Stored records
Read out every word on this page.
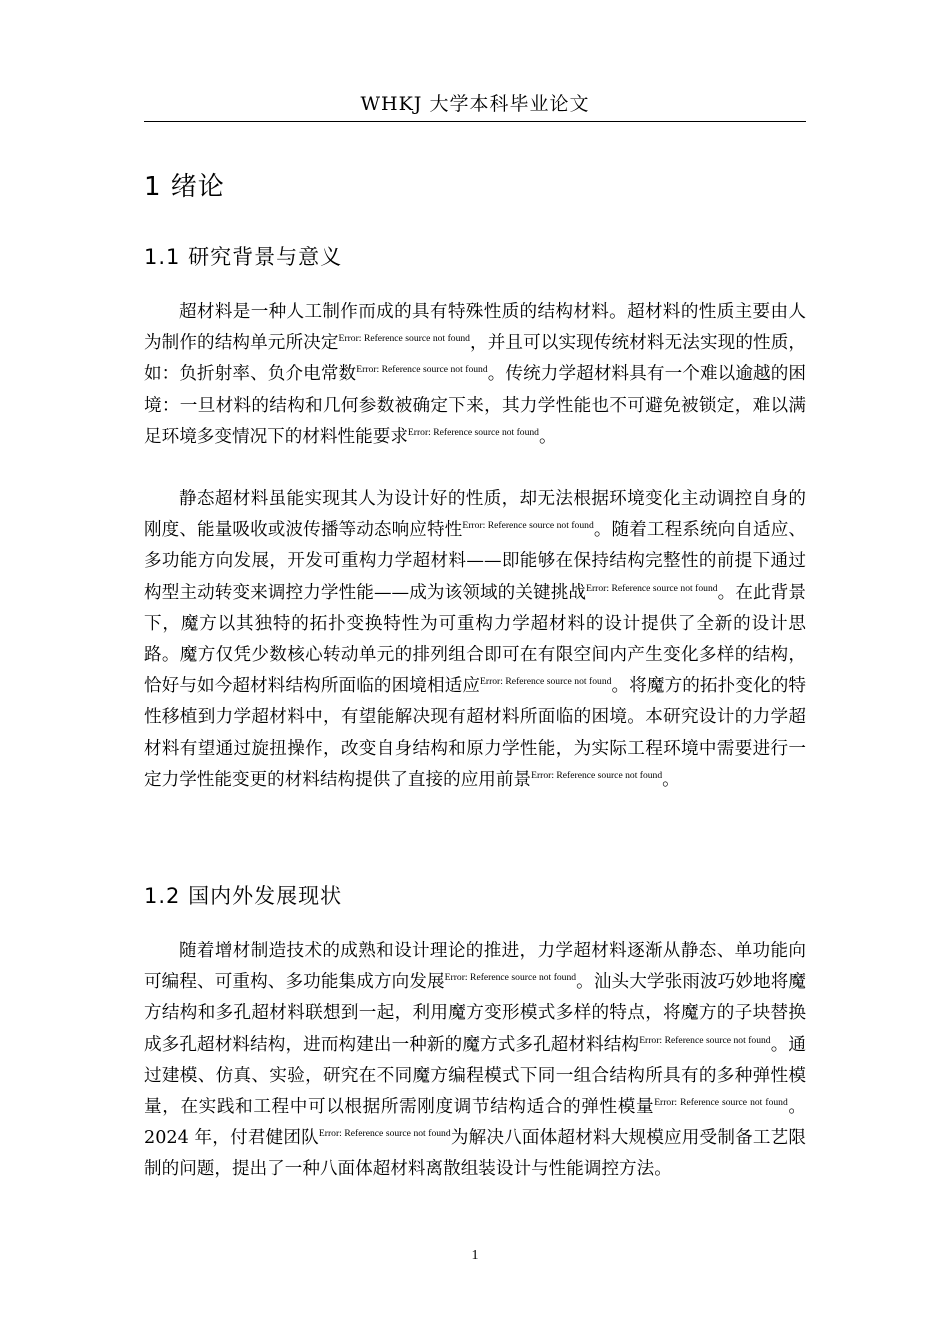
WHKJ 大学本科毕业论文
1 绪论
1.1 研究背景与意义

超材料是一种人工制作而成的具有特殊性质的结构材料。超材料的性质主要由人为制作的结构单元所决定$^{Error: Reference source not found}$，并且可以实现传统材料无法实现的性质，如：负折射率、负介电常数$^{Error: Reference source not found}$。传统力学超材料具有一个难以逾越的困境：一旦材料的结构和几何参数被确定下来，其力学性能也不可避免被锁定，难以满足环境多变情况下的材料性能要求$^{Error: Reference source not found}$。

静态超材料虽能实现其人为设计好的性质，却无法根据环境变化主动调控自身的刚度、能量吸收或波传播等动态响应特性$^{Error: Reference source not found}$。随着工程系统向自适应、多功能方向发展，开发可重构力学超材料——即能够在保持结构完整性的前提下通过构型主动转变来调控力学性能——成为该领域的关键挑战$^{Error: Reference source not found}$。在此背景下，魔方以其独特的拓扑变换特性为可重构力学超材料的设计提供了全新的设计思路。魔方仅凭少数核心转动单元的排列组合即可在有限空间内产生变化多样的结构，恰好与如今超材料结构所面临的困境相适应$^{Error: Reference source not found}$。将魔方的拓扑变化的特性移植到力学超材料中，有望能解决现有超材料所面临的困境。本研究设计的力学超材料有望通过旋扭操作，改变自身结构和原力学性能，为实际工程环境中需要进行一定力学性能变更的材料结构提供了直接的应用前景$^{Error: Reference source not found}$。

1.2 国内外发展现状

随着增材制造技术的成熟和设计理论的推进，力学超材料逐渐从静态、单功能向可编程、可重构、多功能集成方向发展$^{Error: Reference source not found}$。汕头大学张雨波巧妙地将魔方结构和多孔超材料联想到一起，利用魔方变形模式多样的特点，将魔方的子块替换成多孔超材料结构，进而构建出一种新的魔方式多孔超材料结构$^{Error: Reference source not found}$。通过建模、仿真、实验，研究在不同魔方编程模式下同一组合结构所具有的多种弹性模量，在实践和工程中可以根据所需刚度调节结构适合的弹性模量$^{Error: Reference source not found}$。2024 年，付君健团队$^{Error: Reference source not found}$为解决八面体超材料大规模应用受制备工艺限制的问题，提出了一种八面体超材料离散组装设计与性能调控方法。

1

* * *

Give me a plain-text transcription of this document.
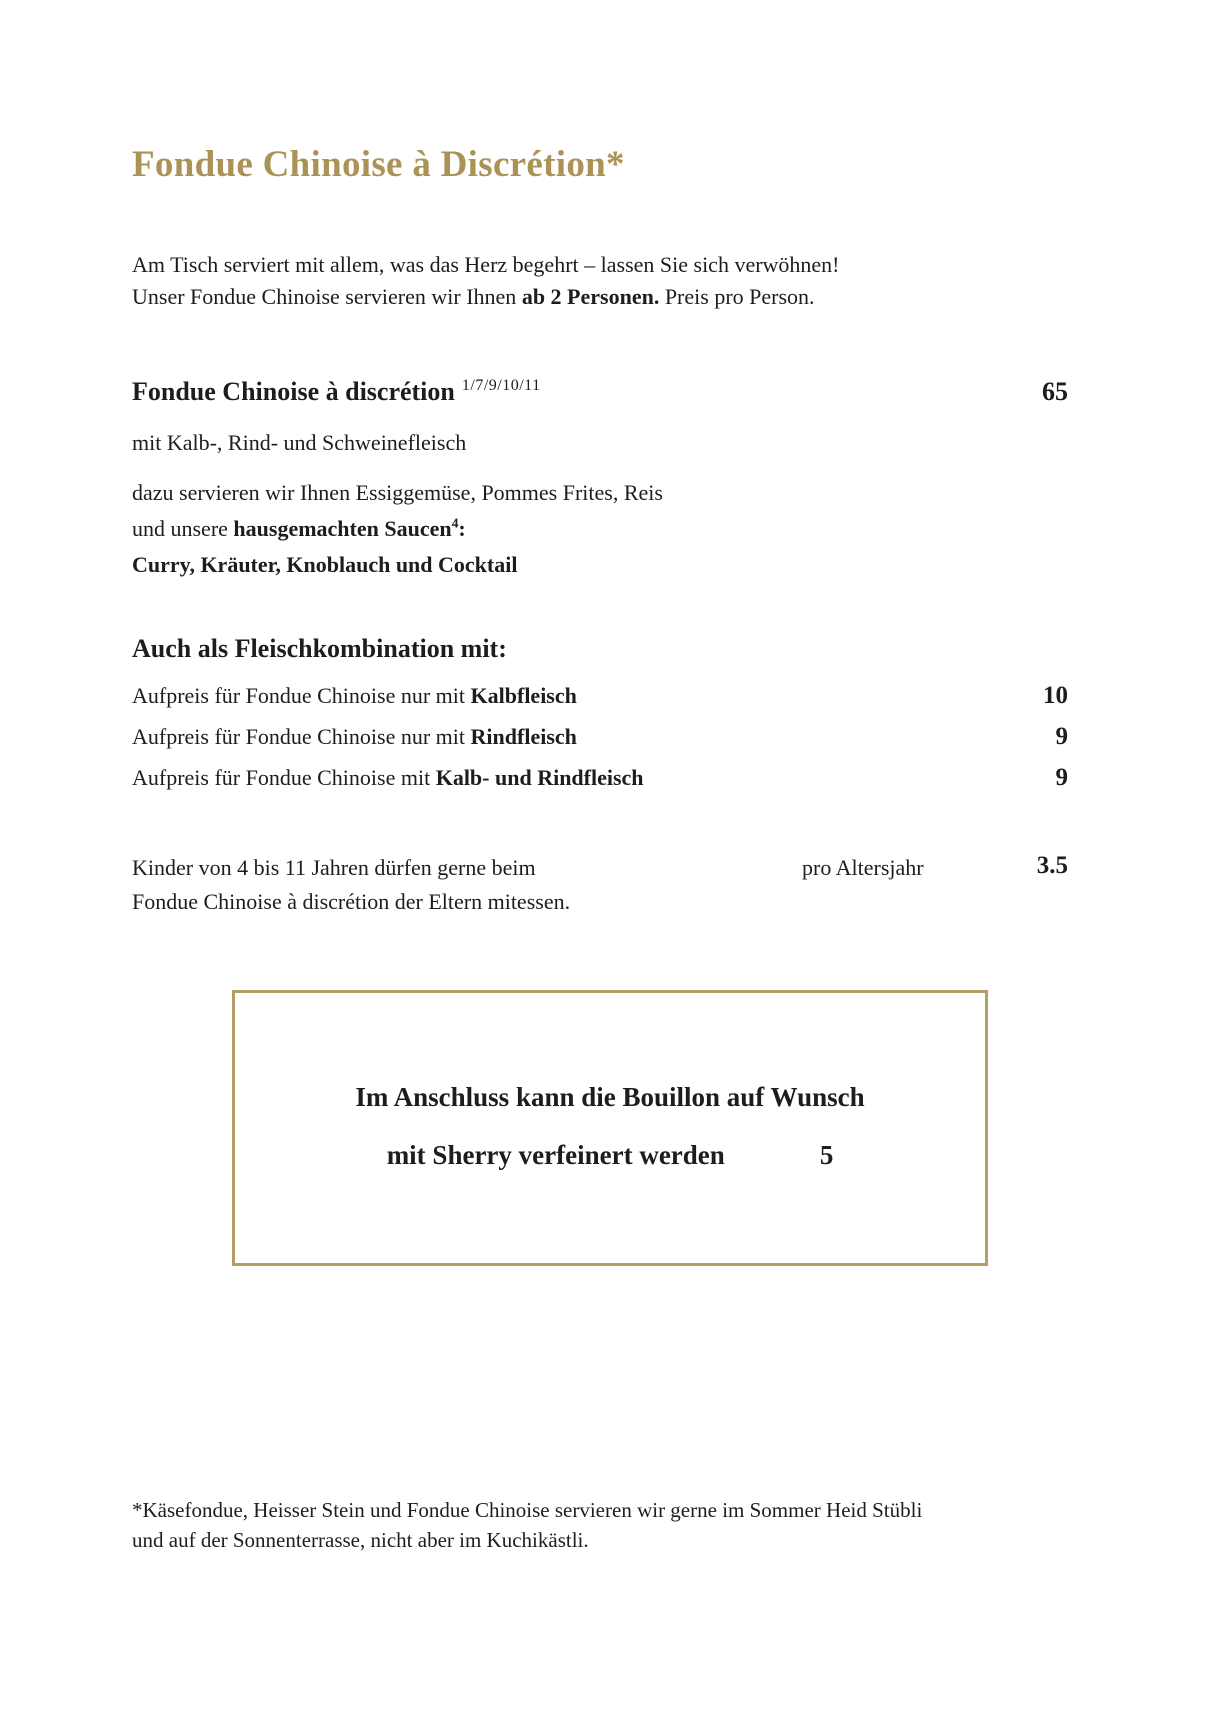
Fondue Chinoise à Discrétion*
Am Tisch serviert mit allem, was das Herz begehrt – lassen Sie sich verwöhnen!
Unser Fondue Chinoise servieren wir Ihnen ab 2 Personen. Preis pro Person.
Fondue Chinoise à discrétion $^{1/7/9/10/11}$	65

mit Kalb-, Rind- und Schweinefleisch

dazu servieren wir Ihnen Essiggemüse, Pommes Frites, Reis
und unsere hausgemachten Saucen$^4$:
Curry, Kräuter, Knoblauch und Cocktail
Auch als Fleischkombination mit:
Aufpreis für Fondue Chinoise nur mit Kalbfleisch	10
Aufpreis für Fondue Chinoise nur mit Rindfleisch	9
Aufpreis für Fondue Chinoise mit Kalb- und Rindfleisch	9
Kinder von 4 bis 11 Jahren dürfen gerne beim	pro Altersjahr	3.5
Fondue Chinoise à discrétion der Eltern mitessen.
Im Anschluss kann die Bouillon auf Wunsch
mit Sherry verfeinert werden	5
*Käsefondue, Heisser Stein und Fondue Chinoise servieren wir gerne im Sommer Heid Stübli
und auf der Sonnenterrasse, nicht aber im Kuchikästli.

* _Problem requirements_
Each line of the data that includes the word "found" counts once; report the total and nothing more.

* _The result_
3